# Required task
Retype all of the data. Every line must match exactly.

# Dataset records
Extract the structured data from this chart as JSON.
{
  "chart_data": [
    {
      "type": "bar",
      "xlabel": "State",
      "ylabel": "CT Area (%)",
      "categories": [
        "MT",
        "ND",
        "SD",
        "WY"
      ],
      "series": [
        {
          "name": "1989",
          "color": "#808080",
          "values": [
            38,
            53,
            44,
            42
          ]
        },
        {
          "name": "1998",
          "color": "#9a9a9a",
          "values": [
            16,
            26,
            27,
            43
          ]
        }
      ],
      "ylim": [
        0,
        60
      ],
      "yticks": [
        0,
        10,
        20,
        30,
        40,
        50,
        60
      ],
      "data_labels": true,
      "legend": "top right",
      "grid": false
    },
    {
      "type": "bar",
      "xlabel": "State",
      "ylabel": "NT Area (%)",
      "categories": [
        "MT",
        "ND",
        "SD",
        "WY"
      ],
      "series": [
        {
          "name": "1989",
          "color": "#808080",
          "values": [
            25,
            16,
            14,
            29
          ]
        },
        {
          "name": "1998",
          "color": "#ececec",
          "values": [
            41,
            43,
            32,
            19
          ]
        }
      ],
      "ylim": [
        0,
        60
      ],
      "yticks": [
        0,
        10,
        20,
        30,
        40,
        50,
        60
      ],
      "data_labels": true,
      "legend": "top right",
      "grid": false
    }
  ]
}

# Answer below
Extract the structured data from this chart as JSON.
{
  "chart_data": [
    {
      "type": "bar",
      "xlabel": "State",
      "ylabel": "CT Area (%)",
      "categories": [
        "MT",
        "ND",
        "SD",
        "WY"
      ],
      "series": [
        {
          "name": "1989",
          "color": "#808080",
          "values": [
            38,
            53,
            44,
            42
          ]
        },
        {
          "name": "1998",
          "color": "#9a9a9a",
          "values": [
            16,
            26,
            27,
            43
          ]
        }
      ],
      "ylim": [
        0,
        60
      ],
      "yticks": [
        0,
        10,
        20,
        30,
        40,
        50,
        60
      ],
      "data_labels": true,
      "legend": "top right",
      "grid": false
    },
    {
      "type": "bar",
      "xlabel": "State",
      "ylabel": "NT Area (%)",
      "categories": [
        "MT",
        "ND",
        "SD",
        "WY"
      ],
      "series": [
        {
          "name": "1989",
          "color": "#808080",
          "values": [
            25,
            16,
            14,
            29
          ]
        },
        {
          "name": "1998",
          "color": "#ececec",
          "values": [
            41,
            43,
            32,
            19
          ]
        }
      ],
      "ylim": [
        0,
        60
      ],
      "yticks": [
        0,
        10,
        20,
        30,
        40,
        50,
        60
      ],
      "data_labels": true,
      "legend": "top right",
      "grid": false
    }
  ]
}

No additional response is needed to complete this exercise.